| YOUR OBJECTIVE |
Reproduce the material below verbatim, starting at its first line and ending at the line that contains "paragraph: на объектах", with both of those lines included.

| SUPPLIED DATA |
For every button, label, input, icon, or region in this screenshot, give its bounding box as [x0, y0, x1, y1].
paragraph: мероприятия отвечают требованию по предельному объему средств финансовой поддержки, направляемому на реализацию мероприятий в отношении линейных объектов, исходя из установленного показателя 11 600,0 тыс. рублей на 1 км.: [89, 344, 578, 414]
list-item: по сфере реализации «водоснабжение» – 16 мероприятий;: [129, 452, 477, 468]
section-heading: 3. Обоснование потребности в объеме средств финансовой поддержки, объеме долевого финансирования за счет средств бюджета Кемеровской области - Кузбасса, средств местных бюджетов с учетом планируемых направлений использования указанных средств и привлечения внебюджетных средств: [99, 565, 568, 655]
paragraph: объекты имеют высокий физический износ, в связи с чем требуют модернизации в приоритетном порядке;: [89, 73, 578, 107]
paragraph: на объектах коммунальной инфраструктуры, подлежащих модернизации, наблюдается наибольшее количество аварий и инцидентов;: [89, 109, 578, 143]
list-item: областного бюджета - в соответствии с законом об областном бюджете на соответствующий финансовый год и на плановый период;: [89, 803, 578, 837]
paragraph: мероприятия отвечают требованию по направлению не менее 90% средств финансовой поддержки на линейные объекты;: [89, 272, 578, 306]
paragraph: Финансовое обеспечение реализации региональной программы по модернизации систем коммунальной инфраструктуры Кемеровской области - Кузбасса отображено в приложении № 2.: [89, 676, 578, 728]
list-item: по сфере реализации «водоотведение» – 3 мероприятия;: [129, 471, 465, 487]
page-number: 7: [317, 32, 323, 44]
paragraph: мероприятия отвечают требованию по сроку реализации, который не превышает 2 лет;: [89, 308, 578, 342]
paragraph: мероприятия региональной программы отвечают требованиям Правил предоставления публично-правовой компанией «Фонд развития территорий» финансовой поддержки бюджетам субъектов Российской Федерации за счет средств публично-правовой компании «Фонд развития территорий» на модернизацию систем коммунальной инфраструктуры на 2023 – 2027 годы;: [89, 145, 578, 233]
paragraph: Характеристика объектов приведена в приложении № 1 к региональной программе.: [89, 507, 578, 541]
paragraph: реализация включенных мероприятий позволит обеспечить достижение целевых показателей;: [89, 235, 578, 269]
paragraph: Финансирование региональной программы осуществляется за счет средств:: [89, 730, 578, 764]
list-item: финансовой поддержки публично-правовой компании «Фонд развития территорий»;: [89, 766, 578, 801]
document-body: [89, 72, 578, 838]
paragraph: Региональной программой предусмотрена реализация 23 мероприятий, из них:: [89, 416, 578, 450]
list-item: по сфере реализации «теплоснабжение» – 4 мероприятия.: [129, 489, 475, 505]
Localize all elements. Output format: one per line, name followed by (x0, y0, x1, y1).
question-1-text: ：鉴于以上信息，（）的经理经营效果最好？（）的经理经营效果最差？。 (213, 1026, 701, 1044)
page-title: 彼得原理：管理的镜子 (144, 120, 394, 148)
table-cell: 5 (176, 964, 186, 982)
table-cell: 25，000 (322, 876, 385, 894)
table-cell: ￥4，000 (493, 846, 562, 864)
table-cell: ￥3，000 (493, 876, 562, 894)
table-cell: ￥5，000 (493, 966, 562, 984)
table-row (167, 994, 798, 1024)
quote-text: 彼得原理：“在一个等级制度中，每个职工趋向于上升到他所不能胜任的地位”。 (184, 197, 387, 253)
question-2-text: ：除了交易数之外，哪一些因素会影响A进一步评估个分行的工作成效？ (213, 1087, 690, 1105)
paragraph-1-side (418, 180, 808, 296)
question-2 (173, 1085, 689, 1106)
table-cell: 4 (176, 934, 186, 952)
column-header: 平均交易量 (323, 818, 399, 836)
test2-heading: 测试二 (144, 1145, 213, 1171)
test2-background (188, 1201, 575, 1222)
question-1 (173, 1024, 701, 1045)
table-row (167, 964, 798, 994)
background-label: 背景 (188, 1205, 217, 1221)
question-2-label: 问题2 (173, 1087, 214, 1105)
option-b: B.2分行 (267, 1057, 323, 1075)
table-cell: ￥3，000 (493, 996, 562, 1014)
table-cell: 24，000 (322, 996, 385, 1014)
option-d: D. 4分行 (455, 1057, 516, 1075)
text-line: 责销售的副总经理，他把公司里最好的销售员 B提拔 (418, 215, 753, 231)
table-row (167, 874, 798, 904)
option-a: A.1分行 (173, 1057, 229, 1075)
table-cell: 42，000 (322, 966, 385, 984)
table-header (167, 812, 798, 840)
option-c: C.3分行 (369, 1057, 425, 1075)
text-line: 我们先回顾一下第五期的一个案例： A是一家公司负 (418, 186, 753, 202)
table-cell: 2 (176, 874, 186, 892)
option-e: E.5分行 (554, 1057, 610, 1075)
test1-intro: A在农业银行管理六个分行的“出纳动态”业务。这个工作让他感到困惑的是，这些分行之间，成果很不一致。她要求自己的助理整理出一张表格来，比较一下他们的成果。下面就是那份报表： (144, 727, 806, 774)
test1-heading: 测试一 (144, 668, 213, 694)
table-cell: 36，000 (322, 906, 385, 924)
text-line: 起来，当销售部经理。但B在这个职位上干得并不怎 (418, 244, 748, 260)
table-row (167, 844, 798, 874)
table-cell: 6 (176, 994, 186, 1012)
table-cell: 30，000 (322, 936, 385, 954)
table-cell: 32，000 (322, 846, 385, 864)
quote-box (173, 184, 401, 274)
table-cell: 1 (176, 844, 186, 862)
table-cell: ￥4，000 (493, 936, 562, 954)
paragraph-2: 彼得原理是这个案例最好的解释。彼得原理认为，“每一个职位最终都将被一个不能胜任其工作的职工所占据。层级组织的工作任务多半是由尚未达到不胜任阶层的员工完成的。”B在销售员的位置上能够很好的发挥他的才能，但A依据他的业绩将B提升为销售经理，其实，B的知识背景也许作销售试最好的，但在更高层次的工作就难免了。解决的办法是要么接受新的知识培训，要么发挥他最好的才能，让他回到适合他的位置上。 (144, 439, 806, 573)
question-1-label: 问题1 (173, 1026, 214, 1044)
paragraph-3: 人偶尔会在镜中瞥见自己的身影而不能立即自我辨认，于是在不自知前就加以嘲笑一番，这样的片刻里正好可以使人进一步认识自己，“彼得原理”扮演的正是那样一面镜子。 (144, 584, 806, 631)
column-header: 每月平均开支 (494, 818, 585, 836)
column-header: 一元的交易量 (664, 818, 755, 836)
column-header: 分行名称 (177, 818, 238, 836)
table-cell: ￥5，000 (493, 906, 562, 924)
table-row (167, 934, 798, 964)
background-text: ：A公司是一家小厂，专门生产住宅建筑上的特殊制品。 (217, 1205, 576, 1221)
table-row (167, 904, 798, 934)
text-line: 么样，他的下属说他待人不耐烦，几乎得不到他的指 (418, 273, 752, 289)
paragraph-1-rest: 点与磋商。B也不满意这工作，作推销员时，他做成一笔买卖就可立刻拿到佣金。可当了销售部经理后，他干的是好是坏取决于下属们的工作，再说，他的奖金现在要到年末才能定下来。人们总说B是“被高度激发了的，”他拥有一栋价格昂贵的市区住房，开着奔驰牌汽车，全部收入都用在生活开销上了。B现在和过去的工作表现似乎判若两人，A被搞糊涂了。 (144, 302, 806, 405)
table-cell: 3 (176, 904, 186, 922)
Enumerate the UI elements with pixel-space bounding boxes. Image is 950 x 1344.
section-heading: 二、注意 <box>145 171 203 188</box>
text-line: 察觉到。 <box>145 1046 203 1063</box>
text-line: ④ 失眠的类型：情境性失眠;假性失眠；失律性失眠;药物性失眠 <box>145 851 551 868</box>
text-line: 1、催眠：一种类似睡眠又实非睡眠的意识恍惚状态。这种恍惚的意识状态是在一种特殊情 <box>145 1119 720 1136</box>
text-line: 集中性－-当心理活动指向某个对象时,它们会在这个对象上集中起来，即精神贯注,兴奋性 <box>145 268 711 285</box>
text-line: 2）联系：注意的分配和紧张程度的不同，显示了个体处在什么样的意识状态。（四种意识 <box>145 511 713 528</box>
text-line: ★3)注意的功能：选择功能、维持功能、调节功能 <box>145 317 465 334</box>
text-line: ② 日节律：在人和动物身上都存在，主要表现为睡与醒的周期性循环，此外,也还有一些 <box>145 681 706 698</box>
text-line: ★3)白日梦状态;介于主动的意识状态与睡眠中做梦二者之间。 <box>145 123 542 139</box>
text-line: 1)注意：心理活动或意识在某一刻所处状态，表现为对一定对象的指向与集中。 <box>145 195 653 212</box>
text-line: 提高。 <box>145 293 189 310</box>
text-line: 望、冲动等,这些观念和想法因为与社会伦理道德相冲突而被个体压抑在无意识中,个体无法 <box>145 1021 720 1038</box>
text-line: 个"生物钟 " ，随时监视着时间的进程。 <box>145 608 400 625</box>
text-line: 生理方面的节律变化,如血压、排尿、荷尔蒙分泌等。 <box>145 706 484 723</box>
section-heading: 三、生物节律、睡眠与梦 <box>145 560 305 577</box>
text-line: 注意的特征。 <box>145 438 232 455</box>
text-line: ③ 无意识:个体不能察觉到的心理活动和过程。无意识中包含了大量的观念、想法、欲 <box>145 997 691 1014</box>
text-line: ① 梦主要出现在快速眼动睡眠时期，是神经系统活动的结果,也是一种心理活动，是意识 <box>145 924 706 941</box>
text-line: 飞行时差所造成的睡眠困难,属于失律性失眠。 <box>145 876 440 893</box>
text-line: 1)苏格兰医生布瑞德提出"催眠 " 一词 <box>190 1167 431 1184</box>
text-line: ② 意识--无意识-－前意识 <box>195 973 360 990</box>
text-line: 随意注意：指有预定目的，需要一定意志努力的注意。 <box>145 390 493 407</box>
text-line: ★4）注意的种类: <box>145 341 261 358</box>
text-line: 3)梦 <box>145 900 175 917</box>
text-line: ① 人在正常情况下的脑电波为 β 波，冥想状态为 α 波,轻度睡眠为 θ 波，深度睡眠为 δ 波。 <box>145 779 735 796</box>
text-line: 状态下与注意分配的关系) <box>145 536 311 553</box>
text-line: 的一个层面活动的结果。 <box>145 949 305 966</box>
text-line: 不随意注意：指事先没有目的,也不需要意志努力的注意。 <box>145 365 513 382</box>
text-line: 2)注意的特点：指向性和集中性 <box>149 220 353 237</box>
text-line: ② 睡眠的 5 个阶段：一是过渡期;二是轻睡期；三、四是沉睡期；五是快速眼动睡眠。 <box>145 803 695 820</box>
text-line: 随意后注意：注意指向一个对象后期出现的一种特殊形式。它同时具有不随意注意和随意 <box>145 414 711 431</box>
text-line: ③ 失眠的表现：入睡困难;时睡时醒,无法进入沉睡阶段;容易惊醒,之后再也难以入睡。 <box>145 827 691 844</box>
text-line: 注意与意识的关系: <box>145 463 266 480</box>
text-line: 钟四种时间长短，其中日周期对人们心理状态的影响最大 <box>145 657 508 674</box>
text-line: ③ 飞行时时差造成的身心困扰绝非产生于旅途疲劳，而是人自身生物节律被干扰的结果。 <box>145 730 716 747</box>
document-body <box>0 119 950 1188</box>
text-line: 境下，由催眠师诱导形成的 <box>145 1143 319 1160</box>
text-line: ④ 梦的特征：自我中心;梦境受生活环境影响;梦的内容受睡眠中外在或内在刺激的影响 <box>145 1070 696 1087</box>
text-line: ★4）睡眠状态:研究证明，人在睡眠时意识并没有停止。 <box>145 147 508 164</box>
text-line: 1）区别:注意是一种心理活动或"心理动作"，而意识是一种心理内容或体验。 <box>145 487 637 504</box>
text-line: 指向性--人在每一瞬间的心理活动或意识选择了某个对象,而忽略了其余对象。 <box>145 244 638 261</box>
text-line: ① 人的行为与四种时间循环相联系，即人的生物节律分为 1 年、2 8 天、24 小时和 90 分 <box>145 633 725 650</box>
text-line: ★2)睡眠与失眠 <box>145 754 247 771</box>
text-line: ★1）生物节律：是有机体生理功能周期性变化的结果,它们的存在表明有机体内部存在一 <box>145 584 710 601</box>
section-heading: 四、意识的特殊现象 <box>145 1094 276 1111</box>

| WRITTEN ANSWER |
For every button, label, input, icon, or region in this screenshot, give its bounding box as [x0, y0, x1, y1].
paragraph: мероприятия отвечают требованию по предельному объему средств финансовой поддержки, направляемому на реализацию мероприятий в отношении линейных объектов, исходя из установленного показателя 11 600,0 тыс. рублей на 1 км.: [89, 344, 578, 414]
list-item: по сфере реализации «водоснабжение» – 16 мероприятий;: [129, 452, 477, 468]
section-heading: 3. Обоснование потребности в объеме средств финансовой поддержки, объеме долевого финансирования за счет средств бюджета Кемеровской области - Кузбасса, средств местных бюджетов с учетом планируемых направлений использования указанных средств и привлечения внебюджетных средств: [99, 565, 568, 655]
paragraph: объекты имеют высокий физический износ, в связи с чем требуют модернизации в приоритетном порядке;: [89, 73, 578, 107]
paragraph: на объектах коммунальной инфраструктуры, подлежащих модернизации, наблюдается наибольшее количество аварий и инцидентов;: [89, 109, 578, 143]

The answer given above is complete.